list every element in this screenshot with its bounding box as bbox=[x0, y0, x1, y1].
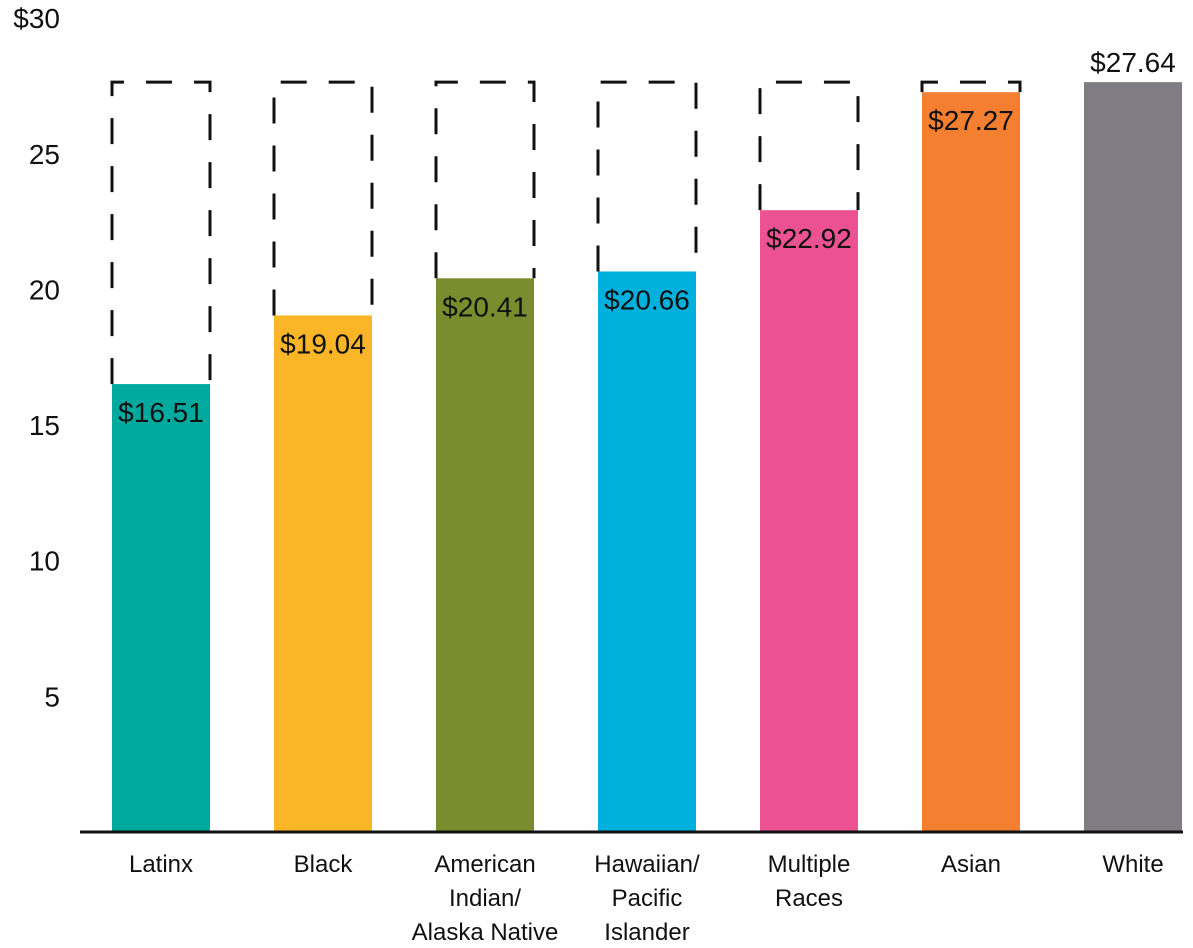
category-label-2-line-1: Indian/ bbox=[449, 885, 521, 912]
bar-value-label-4: $22.92 bbox=[766, 223, 852, 254]
reference-outline-0 bbox=[110, 80, 212, 385]
category-label-6-line-0: White bbox=[1102, 851, 1163, 878]
reference-outlines bbox=[110, 80, 1022, 385]
reference-outline-4 bbox=[758, 80, 860, 211]
bar-value-label-2: $20.41 bbox=[442, 291, 528, 322]
bar-value-label-3: $20.66 bbox=[604, 284, 690, 315]
bar-value-label-5: $27.27 bbox=[928, 105, 1014, 136]
bar-value-labels: $16.51 $19.04 $20.41 $20.66 $22.92 $27.27 $27.… bbox=[118, 47, 1176, 428]
bar-value-label-1: $19.04 bbox=[280, 328, 366, 359]
y-tick-label-5: $30 bbox=[13, 3, 60, 34]
category-label-4-line-1: Races bbox=[775, 885, 843, 912]
bar-1 bbox=[274, 315, 372, 832]
bar-6 bbox=[1084, 82, 1182, 832]
category-label-4-line-0: Multiple bbox=[768, 851, 851, 878]
bar-value-label-6: $27.64 bbox=[1090, 47, 1176, 78]
y-tick-label-0: 5 bbox=[44, 681, 60, 712]
reference-outline-1 bbox=[272, 80, 374, 316]
category-label-5-line-0: Asian bbox=[941, 851, 1001, 878]
category-label-0-line-0: Latinx bbox=[129, 851, 193, 878]
bar-value-label-0: $16.51 bbox=[118, 397, 204, 428]
category-label-3-line-0: Hawaiian/ bbox=[594, 851, 700, 878]
y-tick-label-2: 15 bbox=[29, 410, 60, 441]
category-label-2-line-2: Alaska Native bbox=[412, 919, 559, 946]
y-tick-label-1: 10 bbox=[29, 546, 60, 577]
bar-2 bbox=[436, 278, 534, 832]
bars bbox=[112, 82, 1182, 832]
bar-5 bbox=[922, 92, 1020, 832]
y-axis-ticks: 5 10 15 20 25 $30 bbox=[13, 3, 60, 712]
category-labels: Latinx Black American Indian/Alaska Native H… bbox=[129, 851, 1164, 946]
y-tick-label-3: 20 bbox=[29, 274, 60, 305]
reference-outline-3 bbox=[596, 80, 698, 272]
y-tick-label-4: 25 bbox=[29, 139, 60, 170]
bar-0 bbox=[112, 384, 210, 832]
reference-outline-5 bbox=[920, 80, 1022, 93]
reference-outline-2 bbox=[434, 80, 536, 279]
bar-4 bbox=[760, 210, 858, 832]
category-label-3-line-2: Islander bbox=[604, 919, 689, 946]
category-label-3-line-1: Pacific bbox=[612, 885, 683, 912]
bar-3 bbox=[598, 271, 696, 832]
category-label-1-line-0: Black bbox=[294, 851, 354, 878]
category-label-2-line-0: American bbox=[434, 851, 535, 878]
-- -- --
▶ _The request_: Format the data above as a JSON list of strings with one string per line, skipping blank lines and leaving out the pictures.

▶ _Answer to this exercise_:
[
  "list every element in this screenshot with its bounding box as bbox=[x0, y0, x1, y1].",
  "category-label-2-line-1: Indian/ bbox=[449, 885, 521, 912]",
  "bar-value-label-4: $22.92 bbox=[766, 223, 852, 254]",
  "reference-outline-0 bbox=[110, 80, 212, 385]",
  "category-label-6-line-0: White bbox=[1102, 851, 1163, 878]",
  "reference-outlines bbox=[110, 80, 1022, 385]",
  "reference-outline-4 bbox=[758, 80, 860, 211]",
  "bar-value-label-2: $20.41 bbox=[442, 291, 528, 322]",
  "bar-value-label-3: $20.66 bbox=[604, 284, 690, 315]",
  "bar-value-label-5: $27.27 bbox=[928, 105, 1014, 136]",
  "bar-value-labels: $16.51 $19.04 $20.41 $20.66 $22.92 $27.27 $27.… bbox=[118, 47, 1176, 428]",
  "bar-value-label-1: $19.04 bbox=[280, 328, 366, 359]",
  "y-tick-label-5: $30 bbox=[13, 3, 60, 34]",
  "category-label-4-line-1: Races bbox=[775, 885, 843, 912]",
  "bar-1 bbox=[274, 315, 372, 832]",
  "bar-6 bbox=[1084, 82, 1182, 832]",
  "category-label-4-line-0: Multiple bbox=[768, 851, 851, 878]",
  "bar-value-label-6: $27.64 bbox=[1090, 47, 1176, 78]",
  "y-tick-label-0: 5 bbox=[44, 681, 60, 712]",
  "reference-outline-1 bbox=[272, 80, 374, 316]",
  "category-label-5-line-0: Asian bbox=[941, 851, 1001, 878]",
  "category-label-0-line-0: Latinx bbox=[129, 851, 193, 878]",
  "bar-value-label-0: $16.51 bbox=[118, 397, 204, 428]",
  "category-label-3-line-0: Hawaiian/ bbox=[594, 851, 700, 878]",
  "y-tick-label-2: 15 bbox=[29, 410, 60, 441]",
  "category-label-2-line-2: Alaska Native bbox=[412, 919, 559, 946]",
  "y-tick-label-1: 10 bbox=[29, 546, 60, 577]",
  "bar-2 bbox=[436, 278, 534, 832]",
  "bars bbox=[112, 82, 1182, 832]",
  "bar-5 bbox=[922, 92, 1020, 832]",
  "y-axis-ticks: 5 10 15 20 25 $30 bbox=[13, 3, 60, 712]",
  "category-labels: Latinx Black American Indian/Alaska Native H… bbox=[129, 851, 1164, 946]",
  "y-tick-label-3: 20 bbox=[29, 274, 60, 305]",
  "reference-outline-3 bbox=[596, 80, 698, 272]",
  "y-tick-label-4: 25 bbox=[29, 139, 60, 170]",
  "bar-0 bbox=[112, 384, 210, 832]",
  "reference-outline-5 bbox=[920, 80, 1022, 93]",
  "reference-outline-2 bbox=[434, 80, 536, 279]",
  "bar-4 bbox=[760, 210, 858, 832]",
  "category-label-3-line-2: Islander bbox=[604, 919, 689, 946]",
  "category-label-3-line-1: Pacific bbox=[612, 885, 683, 912]",
  "bar-3 bbox=[598, 271, 696, 832]",
  "category-label-1-line-0: Black bbox=[294, 851, 354, 878]",
  "category-label-2-line-0: American bbox=[434, 851, 535, 878]"
]